■ What you will do ■
Keep only the lines that hold the string "Request", filtering out the rest of the entries below.

-- BEGIN Items --

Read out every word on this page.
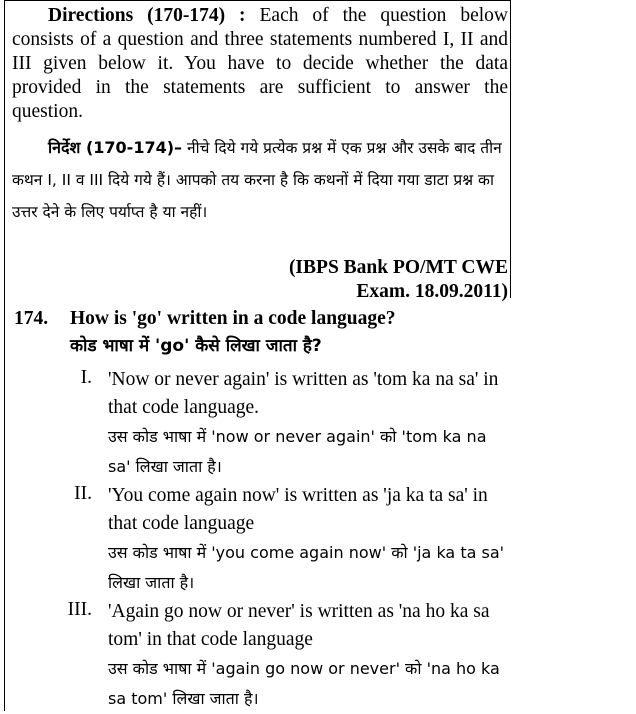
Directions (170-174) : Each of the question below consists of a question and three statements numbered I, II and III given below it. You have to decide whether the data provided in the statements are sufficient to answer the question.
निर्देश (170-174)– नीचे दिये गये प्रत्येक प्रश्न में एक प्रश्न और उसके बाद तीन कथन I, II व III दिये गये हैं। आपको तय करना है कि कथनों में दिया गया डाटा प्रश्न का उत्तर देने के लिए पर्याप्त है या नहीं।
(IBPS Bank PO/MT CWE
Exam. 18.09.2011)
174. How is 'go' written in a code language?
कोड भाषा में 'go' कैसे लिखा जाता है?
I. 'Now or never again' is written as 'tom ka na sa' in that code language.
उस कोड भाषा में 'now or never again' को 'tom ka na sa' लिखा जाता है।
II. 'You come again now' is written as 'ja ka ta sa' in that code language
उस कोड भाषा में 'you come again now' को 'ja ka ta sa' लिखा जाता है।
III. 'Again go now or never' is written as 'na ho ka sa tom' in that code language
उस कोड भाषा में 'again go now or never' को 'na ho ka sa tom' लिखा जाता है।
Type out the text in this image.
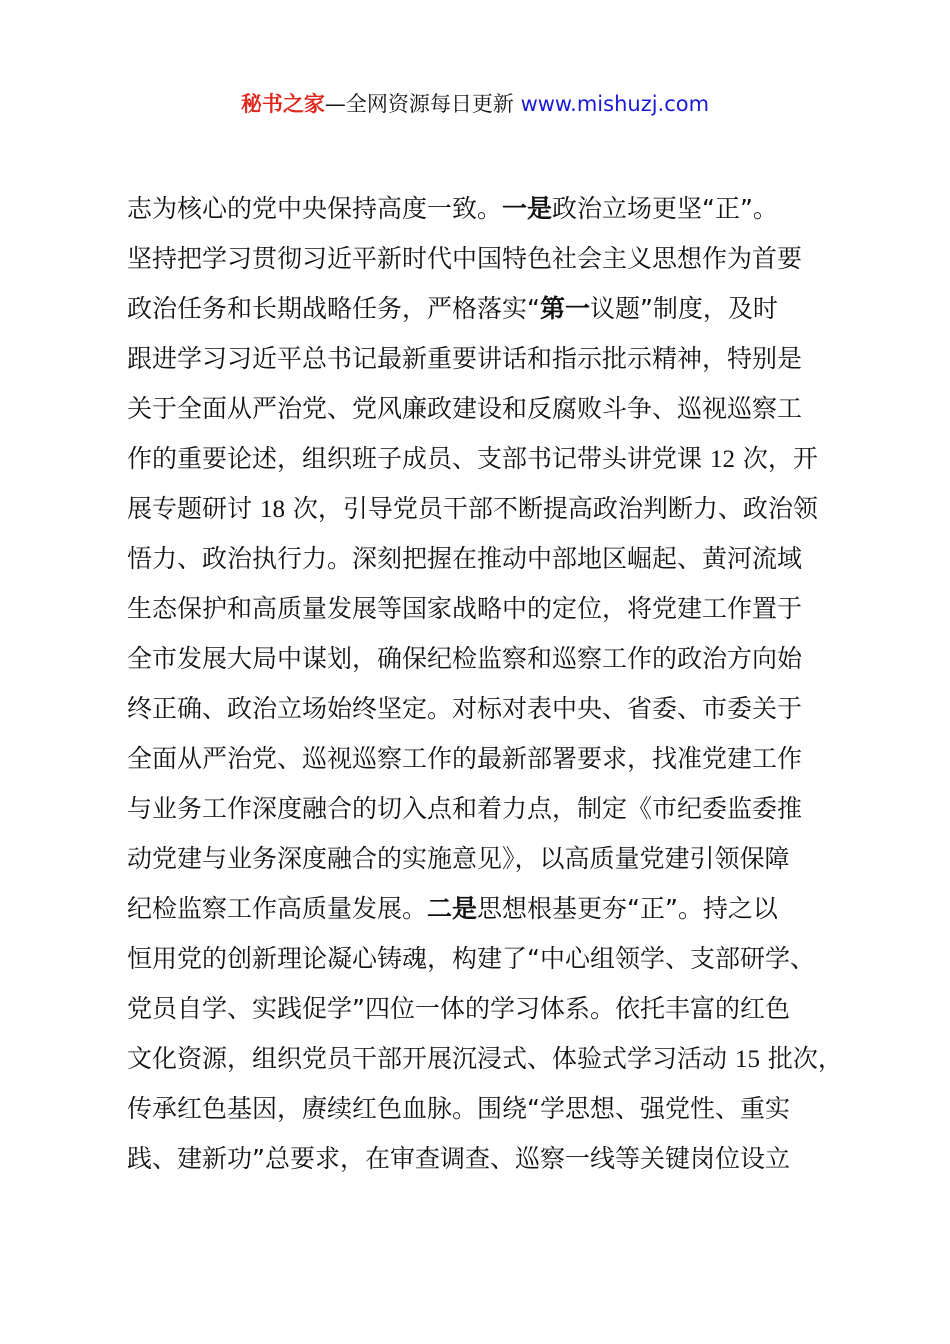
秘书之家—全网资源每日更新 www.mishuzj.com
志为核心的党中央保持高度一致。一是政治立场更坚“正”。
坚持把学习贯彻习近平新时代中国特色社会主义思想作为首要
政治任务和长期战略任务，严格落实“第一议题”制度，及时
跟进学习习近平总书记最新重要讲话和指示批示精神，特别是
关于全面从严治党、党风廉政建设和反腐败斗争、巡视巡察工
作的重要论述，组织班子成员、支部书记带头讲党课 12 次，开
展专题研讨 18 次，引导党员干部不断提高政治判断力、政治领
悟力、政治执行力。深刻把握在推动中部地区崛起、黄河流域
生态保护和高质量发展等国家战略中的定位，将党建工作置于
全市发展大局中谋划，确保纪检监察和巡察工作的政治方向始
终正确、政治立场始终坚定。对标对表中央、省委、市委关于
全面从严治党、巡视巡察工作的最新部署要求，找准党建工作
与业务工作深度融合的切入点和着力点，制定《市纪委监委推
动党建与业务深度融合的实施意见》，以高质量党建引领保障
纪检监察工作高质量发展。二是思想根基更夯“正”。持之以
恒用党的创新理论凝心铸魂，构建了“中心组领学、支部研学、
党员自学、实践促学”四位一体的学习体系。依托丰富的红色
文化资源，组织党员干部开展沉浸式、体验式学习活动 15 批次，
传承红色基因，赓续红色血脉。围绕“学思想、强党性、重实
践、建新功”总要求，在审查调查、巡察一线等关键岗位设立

-- END Items --
-- BEGIN Items --

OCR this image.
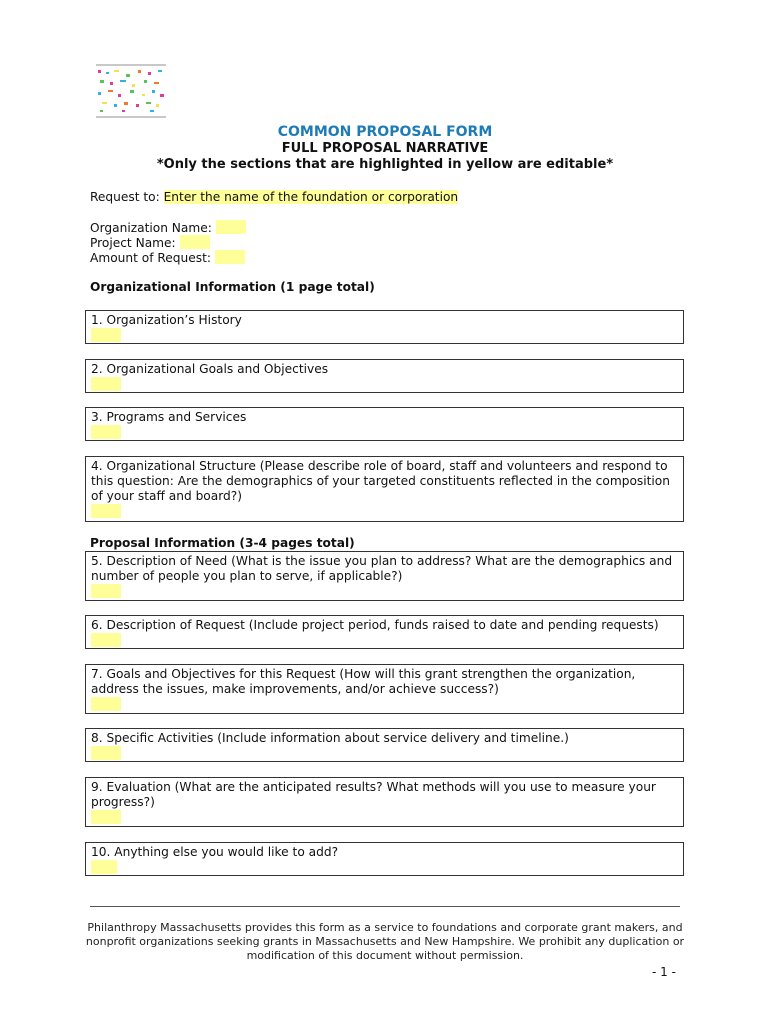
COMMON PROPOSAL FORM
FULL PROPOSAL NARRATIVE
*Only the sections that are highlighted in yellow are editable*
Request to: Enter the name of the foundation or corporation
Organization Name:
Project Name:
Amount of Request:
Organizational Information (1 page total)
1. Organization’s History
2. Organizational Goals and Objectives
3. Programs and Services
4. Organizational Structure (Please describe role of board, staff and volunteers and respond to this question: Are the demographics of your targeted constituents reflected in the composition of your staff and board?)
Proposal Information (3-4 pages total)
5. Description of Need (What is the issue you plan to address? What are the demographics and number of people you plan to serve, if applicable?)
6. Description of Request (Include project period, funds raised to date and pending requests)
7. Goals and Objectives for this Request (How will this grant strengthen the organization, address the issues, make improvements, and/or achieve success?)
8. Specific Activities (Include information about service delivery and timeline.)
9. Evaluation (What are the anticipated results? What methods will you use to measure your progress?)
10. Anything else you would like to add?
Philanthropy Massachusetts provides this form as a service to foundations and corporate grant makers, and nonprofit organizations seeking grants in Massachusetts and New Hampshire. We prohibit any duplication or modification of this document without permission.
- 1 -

-- END Items --

■ Answer for the task ■
Request to: Enter the name of the foundation or corporation
Amount of Request:
6. Description of Request (Include project period, funds raised to date and pending requests)
7. Goals and Objectives for this Request (How will this grant strengthen the organization, address the issues, make improvements, and/or achieve success?)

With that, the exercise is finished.